=== EXERCISE OBJECTIVE ===
Copy the listing below in full and skip every picture.
====== EXTRACTED DATA
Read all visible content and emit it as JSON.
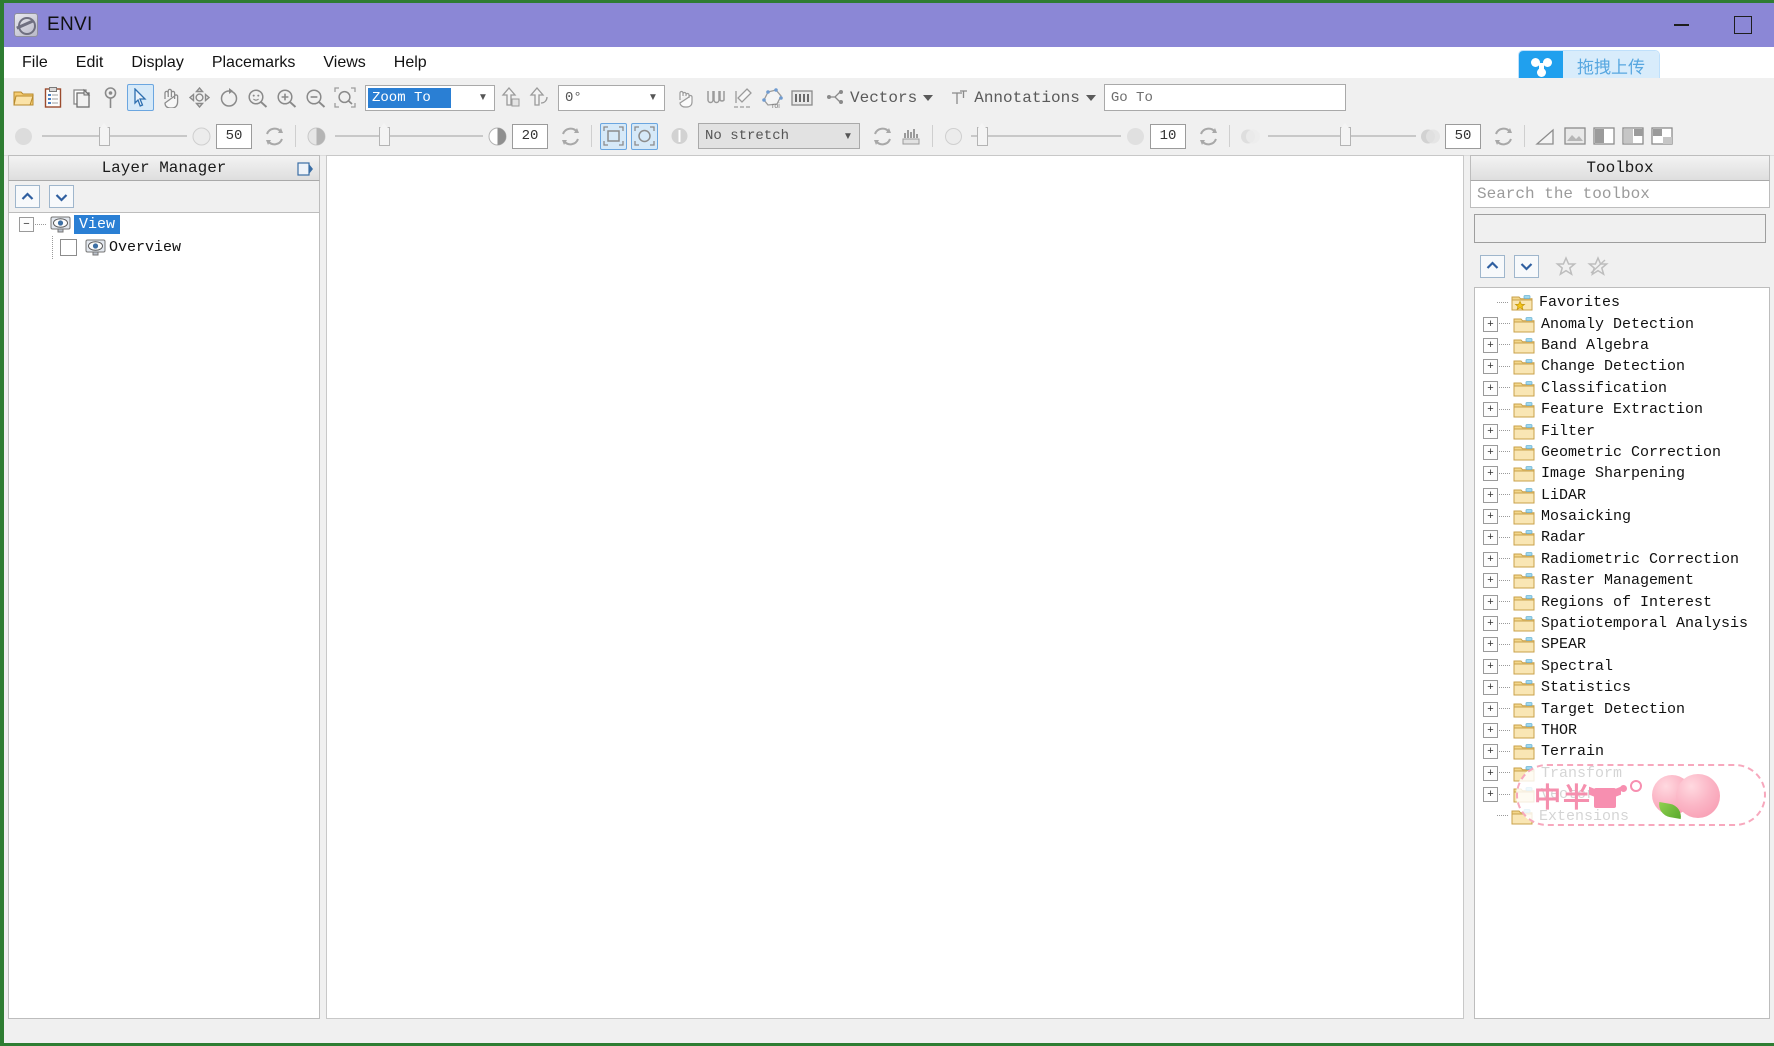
{
  "window": {
    "title": "ENVI",
    "app_icon": "envi-globe-icon",
    "minimize_label": "minimize",
    "maximize_label": "maximize"
  },
  "menu": {
    "items": [
      {
        "label": "File"
      },
      {
        "label": "Edit"
      },
      {
        "label": "Display"
      },
      {
        "label": "Placemarks"
      },
      {
        "label": "Views"
      },
      {
        "label": "Help"
      }
    ],
    "upload_button": {
      "label": "拖拽上传",
      "icon": "cloud-upload-icon",
      "icon_bg": "#20a0ee",
      "label_bg": "#d8ecfb",
      "label_color": "#58a7e0"
    }
  },
  "toolbar_main": {
    "buttons": [
      {
        "name": "open-file-icon",
        "title": "Open"
      },
      {
        "name": "clipboard-icon",
        "title": "Open Recent"
      },
      {
        "name": "save-layers-icon",
        "title": "Save"
      },
      {
        "name": "placemark-pin-icon",
        "title": "Placemark"
      },
      {
        "name": "select-arrow-icon",
        "title": "Select",
        "selected": true
      },
      {
        "name": "pan-hand-icon",
        "title": "Pan"
      },
      {
        "name": "fly-move-icon",
        "title": "Fly"
      },
      {
        "name": "rotate-icon",
        "title": "Rotate"
      },
      {
        "name": "zoom-full-icon",
        "title": "Zoom to Full Extent"
      },
      {
        "name": "zoom-in-icon",
        "title": "Zoom In"
      },
      {
        "name": "zoom-out-icon",
        "title": "Zoom Out"
      },
      {
        "name": "zoom-window-icon",
        "title": "Zoom to Window"
      }
    ],
    "zoom_combo": {
      "value": "Zoom To",
      "selected": true
    },
    "north_buttons": [
      {
        "name": "north-up-icon",
        "title": "North Up"
      },
      {
        "name": "rotate-north-icon",
        "title": "Rotate to North"
      }
    ],
    "angle_combo": {
      "value": "0°"
    },
    "right_buttons": [
      {
        "name": "crosshair-cursor-icon",
        "title": "Cursor Value"
      },
      {
        "name": "spectral-profile-icon",
        "title": "Spectral Profile"
      },
      {
        "name": "transect-icon",
        "title": "Transect"
      },
      {
        "name": "roi-tool-icon",
        "title": "Region of Interest"
      },
      {
        "name": "band-threshold-icon",
        "title": "Band Threshold"
      }
    ],
    "vectors_menu": {
      "label": "Vectors",
      "icon": "vectors-icon"
    },
    "annotations_menu": {
      "label": "Annotations",
      "icon": "annotations-text-icon"
    },
    "goto_combo": {
      "value": "Go To"
    }
  },
  "toolbar_secondary": {
    "brightness": {
      "icon": "brightness-icon",
      "value": "50",
      "reset_icon": "reset-icon",
      "slider_pct": 42
    },
    "contrast": {
      "icon": "contrast-icon",
      "value": "20",
      "reset_icon": "reset-icon",
      "slider_pct": 30
    },
    "portal_buttons": [
      {
        "name": "portal-rect-icon",
        "title": "Portal",
        "selected": true
      },
      {
        "name": "portal-blend-icon",
        "title": "Blend Portal"
      }
    ],
    "stretch_refresh": {
      "name": "stretch-refresh-icon"
    },
    "stretch_combo": {
      "value": "No stretch"
    },
    "stretch_reset": {
      "name": "reset-icon"
    },
    "histogram_button": {
      "name": "histogram-icon"
    },
    "sharpen": {
      "icon": "sharpen-icon",
      "value": "10",
      "reset_icon": "reset-icon",
      "slider_pct": 5
    },
    "transparency": {
      "icon": "transparency-icon",
      "value": "50",
      "reset_icon": "reset-icon",
      "slider_pct": 52
    },
    "end_buttons": [
      {
        "name": "measure-icon",
        "title": "Measure"
      },
      {
        "name": "image-view-icon",
        "title": "Image View"
      },
      {
        "name": "two-panel-view-icon",
        "title": "Two Panel View"
      },
      {
        "name": "three-panel-view-icon",
        "title": "Three Panel View"
      },
      {
        "name": "four-panel-view-icon",
        "title": "Four Panel View"
      }
    ]
  },
  "layer_manager": {
    "title": "Layer Manager",
    "pin_icon": "pin-icon",
    "up_button": "move-up-icon",
    "down_button": "move-down-icon",
    "tree": [
      {
        "label": "View",
        "icon": "view-eye-icon",
        "expander": "−",
        "selected": true,
        "children": [
          {
            "label": "Overview",
            "icon": "view-eye-icon",
            "checkbox": true,
            "checked": false
          }
        ]
      }
    ]
  },
  "toolbox": {
    "title": "Toolbox",
    "search": {
      "placeholder": "Search the toolbox",
      "value": ""
    },
    "filter_box_value": "",
    "up_button": "move-up-icon",
    "down_button": "move-down-icon",
    "add_favorite_button": "star-add-icon",
    "remove_favorite_button": "star-remove-icon",
    "items": [
      {
        "label": "Favorites",
        "icon": "favorites-folder-icon",
        "expandable": false
      },
      {
        "label": "Anomaly Detection",
        "icon": "folder-icon",
        "expandable": true
      },
      {
        "label": "Band Algebra",
        "icon": "folder-icon",
        "expandable": true
      },
      {
        "label": "Change Detection",
        "icon": "folder-icon",
        "expandable": true
      },
      {
        "label": "Classification",
        "icon": "folder-icon",
        "expandable": true
      },
      {
        "label": "Feature Extraction",
        "icon": "folder-icon",
        "expandable": true
      },
      {
        "label": "Filter",
        "icon": "folder-icon",
        "expandable": true
      },
      {
        "label": "Geometric Correction",
        "icon": "folder-icon",
        "expandable": true
      },
      {
        "label": "Image Sharpening",
        "icon": "folder-icon",
        "expandable": true
      },
      {
        "label": "LiDAR",
        "icon": "folder-icon",
        "expandable": true
      },
      {
        "label": "Mosaicking",
        "icon": "folder-icon",
        "expandable": true
      },
      {
        "label": "Radar",
        "icon": "folder-icon",
        "expandable": true
      },
      {
        "label": "Radiometric Correction",
        "icon": "folder-icon",
        "expandable": true
      },
      {
        "label": "Raster Management",
        "icon": "folder-icon",
        "expandable": true
      },
      {
        "label": "Regions of Interest",
        "icon": "folder-icon",
        "expandable": true
      },
      {
        "label": "Spatiotemporal Analysis",
        "icon": "folder-icon",
        "expandable": true
      },
      {
        "label": "SPEAR",
        "icon": "folder-icon",
        "expandable": true
      },
      {
        "label": "Spectral",
        "icon": "folder-icon",
        "expandable": true
      },
      {
        "label": "Statistics",
        "icon": "folder-icon",
        "expandable": true
      },
      {
        "label": "Target Detection",
        "icon": "folder-icon",
        "expandable": true
      },
      {
        "label": "THOR",
        "icon": "folder-icon",
        "expandable": true
      },
      {
        "label": "Terrain",
        "icon": "folder-icon",
        "expandable": true
      },
      {
        "label": "Transform",
        "icon": "folder-icon",
        "expandable": true
      },
      {
        "label": "Vector",
        "icon": "folder-icon",
        "expandable": true
      },
      {
        "label": "Extensions",
        "icon": "folder-icon",
        "expandable": false
      }
    ]
  },
  "watermark": {
    "text": "中半",
    "shirt_icon": "t-shirt-icon",
    "peach_icon": "peach-icon",
    "border_color": "#f7a8bd"
  }
}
============
=== RESPONSE ===
Read all visible content and emit it as JSON.
{
  "window": {
    "title": "ENVI",
    "app_icon": "envi-globe-icon",
    "minimize_label": "minimize",
    "maximize_label": "maximize"
  },
  "menu": {
    "items": [
      {
        "label": "File"
      },
      {
        "label": "Edit"
      },
      {
        "label": "Display"
      },
      {
        "label": "Placemarks"
      },
      {
        "label": "Views"
      },
      {
        "label": "Help"
      }
    ],
    "upload_button": {
      "label": "拖拽上传",
      "icon": "cloud-upload-icon",
      "icon_bg": "#20a0ee",
      "label_bg": "#d8ecfb",
      "label_color": "#58a7e0"
    }
  },
  "toolbar_main": {
    "buttons": [
      {
        "name": "open-file-icon",
        "title": "Open"
      },
      {
        "name": "clipboard-icon",
        "title": "Open Recent"
      },
      {
        "name": "save-layers-icon",
        "title": "Save"
      },
      {
        "name": "placemark-pin-icon",
        "title": "Placemark"
      },
      {
        "name": "select-arrow-icon",
        "title": "Select",
        "selected": true
      },
      {
        "name": "pan-hand-icon",
        "title": "Pan"
      },
      {
        "name": "fly-move-icon",
        "title": "Fly"
      },
      {
        "name": "rotate-icon",
        "title": "Rotate"
      },
      {
        "name": "zoom-full-icon",
        "title": "Zoom to Full Extent"
      },
      {
        "name": "zoom-in-icon",
        "title": "Zoom In"
      },
      {
        "name": "zoom-out-icon",
        "title": "Zoom Out"
      },
      {
        "name": "zoom-window-icon",
        "title": "Zoom to Window"
      }
    ],
    "zoom_combo": {
      "value": "Zoom To",
      "selected": true
    },
    "north_buttons": [
      {
        "name": "north-up-icon",
        "title": "North Up"
      },
      {
        "name": "rotate-north-icon",
        "title": "Rotate to North"
      }
    ],
    "angle_combo": {
      "value": "0°"
    },
    "right_buttons": [
      {
        "name": "crosshair-cursor-icon",
        "title": "Cursor Value"
      },
      {
        "name": "spectral-profile-icon",
        "title": "Spectral Profile"
      },
      {
        "name": "transect-icon",
        "title": "Transect"
      },
      {
        "name": "roi-tool-icon",
        "title": "Region of Interest"
      },
      {
        "name": "band-threshold-icon",
        "title": "Band Threshold"
      }
    ],
    "vectors_menu": {
      "label": "Vectors",
      "icon": "vectors-icon"
    },
    "annotations_menu": {
      "label": "Annotations",
      "icon": "annotations-text-icon"
    },
    "goto_combo": {
      "value": "Go To"
    }
  },
  "toolbar_secondary": {
    "brightness": {
      "icon": "brightness-icon",
      "value": "50",
      "reset_icon": "reset-icon",
      "slider_pct": 42
    },
    "contrast": {
      "icon": "contrast-icon",
      "value": "20",
      "reset_icon": "reset-icon",
      "slider_pct": 30
    },
    "portal_buttons": [
      {
        "name": "portal-rect-icon",
        "title": "Portal",
        "selected": true
      },
      {
        "name": "portal-blend-icon",
        "title": "Blend Portal"
      }
    ],
    "stretch_refresh": {
      "name": "stretch-refresh-icon"
    },
    "stretch_combo": {
      "value": "No stretch"
    },
    "stretch_reset": {
      "name": "reset-icon"
    },
    "histogram_button": {
      "name": "histogram-icon"
    },
    "sharpen": {
      "icon": "sharpen-icon",
      "value": "10",
      "reset_icon": "reset-icon",
      "slider_pct": 5
    },
    "transparency": {
      "icon": "transparency-icon",
      "value": "50",
      "reset_icon": "reset-icon",
      "slider_pct": 52
    },
    "end_buttons": [
      {
        "name": "measure-icon",
        "title": "Measure"
      },
      {
        "name": "image-view-icon",
        "title": "Image View"
      },
      {
        "name": "two-panel-view-icon",
        "title": "Two Panel View"
      },
      {
        "name": "three-panel-view-icon",
        "title": "Three Panel View"
      },
      {
        "name": "four-panel-view-icon",
        "title": "Four Panel View"
      }
    ]
  },
  "layer_manager": {
    "title": "Layer Manager",
    "pin_icon": "pin-icon",
    "up_button": "move-up-icon",
    "down_button": "move-down-icon",
    "tree": [
      {
        "label": "View",
        "icon": "view-eye-icon",
        "expander": "−",
        "selected": true,
        "children": [
          {
            "label": "Overview",
            "icon": "view-eye-icon",
            "checkbox": true,
            "checked": false
          }
        ]
      }
    ]
  },
  "toolbox": {
    "title": "Toolbox",
    "search": {
      "placeholder": "Search the toolbox",
      "value": ""
    },
    "filter_box_value": "",
    "up_button": "move-up-icon",
    "down_button": "move-down-icon",
    "add_favorite_button": "star-add-icon",
    "remove_favorite_button": "star-remove-icon",
    "items": [
      {
        "label": "Favorites",
        "icon": "favorites-folder-icon",
        "expandable": false
      },
      {
        "label": "Anomaly Detection",
        "icon": "folder-icon",
        "expandable": true
      },
      {
        "label": "Band Algebra",
        "icon": "folder-icon",
        "expandable": true
      },
      {
        "label": "Change Detection",
        "icon": "folder-icon",
        "expandable": true
      },
      {
        "label": "Classification",
        "icon": "folder-icon",
        "expandable": true
      },
      {
        "label": "Feature Extraction",
        "icon": "folder-icon",
        "expandable": true
      },
      {
        "label": "Filter",
        "icon": "folder-icon",
        "expandable": true
      },
      {
        "label": "Geometric Correction",
        "icon": "folder-icon",
        "expandable": true
      },
      {
        "label": "Image Sharpening",
        "icon": "folder-icon",
        "expandable": true
      },
      {
        "label": "LiDAR",
        "icon": "folder-icon",
        "expandable": true
      },
      {
        "label": "Mosaicking",
        "icon": "folder-icon",
        "expandable": true
      },
      {
        "label": "Radar",
        "icon": "folder-icon",
        "expandable": true
      },
      {
        "label": "Radiometric Correction",
        "icon": "folder-icon",
        "expandable": true
      },
      {
        "label": "Raster Management",
        "icon": "folder-icon",
        "expandable": true
      },
      {
        "label": "Regions of Interest",
        "icon": "folder-icon",
        "expandable": true
      },
      {
        "label": "Spatiotemporal Analysis",
        "icon": "folder-icon",
        "expandable": true
      },
      {
        "label": "SPEAR",
        "icon": "folder-icon",
        "expandable": true
      },
      {
        "label": "Spectral",
        "icon": "folder-icon",
        "expandable": true
      },
      {
        "label": "Statistics",
        "icon": "folder-icon",
        "expandable": true
      },
      {
        "label": "Target Detection",
        "icon": "folder-icon",
        "expandable": true
      },
      {
        "label": "THOR",
        "icon": "folder-icon",
        "expandable": true
      },
      {
        "label": "Terrain",
        "icon": "folder-icon",
        "expandable": true
      },
      {
        "label": "Transform",
        "icon": "folder-icon",
        "expandable": true
      },
      {
        "label": "Vector",
        "icon": "folder-icon",
        "expandable": true
      },
      {
        "label": "Extensions",
        "icon": "folder-icon",
        "expandable": false
      }
    ]
  },
  "watermark": {
    "text": "中半",
    "shirt_icon": "t-shirt-icon",
    "peach_icon": "peach-icon",
    "border_color": "#f7a8bd"
  }
}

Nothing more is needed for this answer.